Data provided:
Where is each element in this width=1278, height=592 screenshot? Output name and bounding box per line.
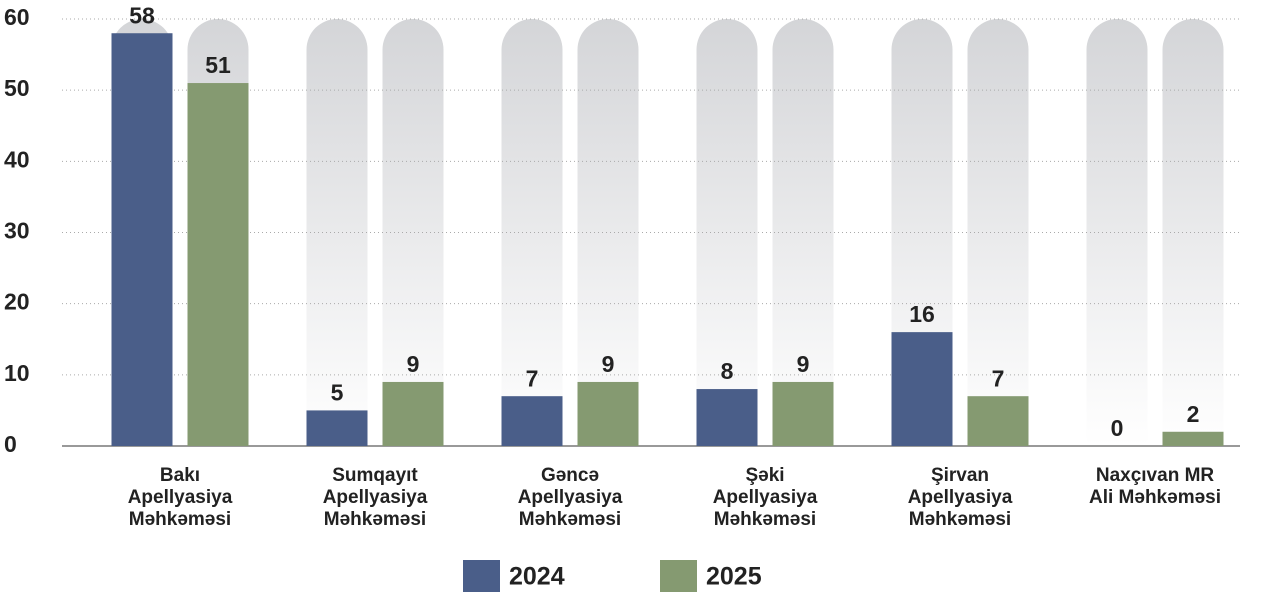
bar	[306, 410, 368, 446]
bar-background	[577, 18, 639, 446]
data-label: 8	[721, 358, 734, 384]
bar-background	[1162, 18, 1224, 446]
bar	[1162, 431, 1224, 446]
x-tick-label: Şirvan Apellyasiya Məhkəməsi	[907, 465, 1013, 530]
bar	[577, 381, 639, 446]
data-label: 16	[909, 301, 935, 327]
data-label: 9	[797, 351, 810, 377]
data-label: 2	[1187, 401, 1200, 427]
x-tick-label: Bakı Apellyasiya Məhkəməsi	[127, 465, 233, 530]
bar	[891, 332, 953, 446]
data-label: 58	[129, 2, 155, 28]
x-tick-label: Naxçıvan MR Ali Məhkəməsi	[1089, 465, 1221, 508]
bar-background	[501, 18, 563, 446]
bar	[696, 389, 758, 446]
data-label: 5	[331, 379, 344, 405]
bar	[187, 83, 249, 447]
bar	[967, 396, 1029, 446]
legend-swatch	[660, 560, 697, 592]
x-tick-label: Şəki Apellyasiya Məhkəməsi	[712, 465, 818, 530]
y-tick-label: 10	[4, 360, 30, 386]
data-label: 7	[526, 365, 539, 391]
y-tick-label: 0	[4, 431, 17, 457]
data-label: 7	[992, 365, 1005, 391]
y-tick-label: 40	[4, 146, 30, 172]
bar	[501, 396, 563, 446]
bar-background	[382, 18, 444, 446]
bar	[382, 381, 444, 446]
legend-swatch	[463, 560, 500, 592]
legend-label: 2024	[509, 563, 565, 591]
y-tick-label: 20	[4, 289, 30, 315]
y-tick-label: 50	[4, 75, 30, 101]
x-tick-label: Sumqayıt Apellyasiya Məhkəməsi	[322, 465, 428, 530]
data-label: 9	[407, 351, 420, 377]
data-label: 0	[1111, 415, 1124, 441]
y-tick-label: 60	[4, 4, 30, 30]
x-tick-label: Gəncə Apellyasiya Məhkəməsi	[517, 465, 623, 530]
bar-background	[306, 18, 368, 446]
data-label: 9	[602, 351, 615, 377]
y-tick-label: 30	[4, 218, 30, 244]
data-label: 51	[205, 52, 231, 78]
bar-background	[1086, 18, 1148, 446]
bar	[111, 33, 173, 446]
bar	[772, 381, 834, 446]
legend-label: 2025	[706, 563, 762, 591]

What is needed: Please convert the listing above into a JSON list of strings, one string per line, with blank lines and the pictures left out.

Full response:
[
  "Where is each element in this width=1278, height=592 screenshot? Output name and bounding box per line.",
  "bar\t[306, 410, 368, 446]",
  "bar-background\t[577, 18, 639, 446]",
  "data-label: 8\t[721, 358, 734, 384]",
  "bar-background\t[1162, 18, 1224, 446]",
  "bar\t[1162, 431, 1224, 446]",
  "x-tick-label: Şirvan Apellyasiya Məhkəməsi\t[907, 465, 1013, 530]",
  "bar\t[577, 381, 639, 446]",
  "data-label: 16\t[909, 301, 935, 327]",
  "data-label: 9\t[797, 351, 810, 377]",
  "data-label: 2\t[1187, 401, 1200, 427]",
  "x-tick-label: Bakı Apellyasiya Məhkəməsi\t[127, 465, 233, 530]",
  "bar\t[891, 332, 953, 446]",
  "data-label: 58\t[129, 2, 155, 28]",
  "x-tick-label: Naxçıvan MR Ali Məhkəməsi\t[1089, 465, 1221, 508]",
  "bar-background\t[501, 18, 563, 446]",
  "bar\t[696, 389, 758, 446]",
  "data-label: 5\t[331, 379, 344, 405]",
  "bar\t[187, 83, 249, 447]",
  "bar\t[967, 396, 1029, 446]",
  "legend-swatch\t[660, 560, 697, 592]",
  "x-tick-label: Şəki Apellyasiya Məhkəməsi\t[712, 465, 818, 530]",
  "y-tick-label: 10\t[4, 360, 30, 386]",
  "data-label: 7\t[526, 365, 539, 391]",
  "y-tick-label: 0\t[4, 431, 17, 457]",
  "data-label: 7\t[992, 365, 1005, 391]",
  "y-tick-label: 40\t[4, 146, 30, 172]",
  "bar\t[501, 396, 563, 446]",
  "bar-background\t[382, 18, 444, 446]",
  "bar\t[382, 381, 444, 446]",
  "legend-swatch\t[463, 560, 500, 592]",
  "legend-label: 2024\t[509, 563, 565, 591]",
  "y-tick-label: 20\t[4, 289, 30, 315]",
  "y-tick-label: 50\t[4, 75, 30, 101]",
  "x-tick-label: Sumqayıt Apellyasiya Məhkəməsi\t[322, 465, 428, 530]",
  "data-label: 9\t[407, 351, 420, 377]",
  "data-label: 0\t[1111, 415, 1124, 441]",
  "y-tick-label: 60\t[4, 4, 30, 30]",
  "x-tick-label: Gəncə Apellyasiya Məhkəməsi\t[517, 465, 623, 530]",
  "bar-background\t[306, 18, 368, 446]",
  "data-label: 9\t[602, 351, 615, 377]",
  "y-tick-label: 30\t[4, 218, 30, 244]",
  "data-label: 51\t[205, 52, 231, 78]",
  "bar-background\t[1086, 18, 1148, 446]",
  "bar\t[111, 33, 173, 446]",
  "bar\t[772, 381, 834, 446]",
  "legend-label: 2025\t[706, 563, 762, 591]"
]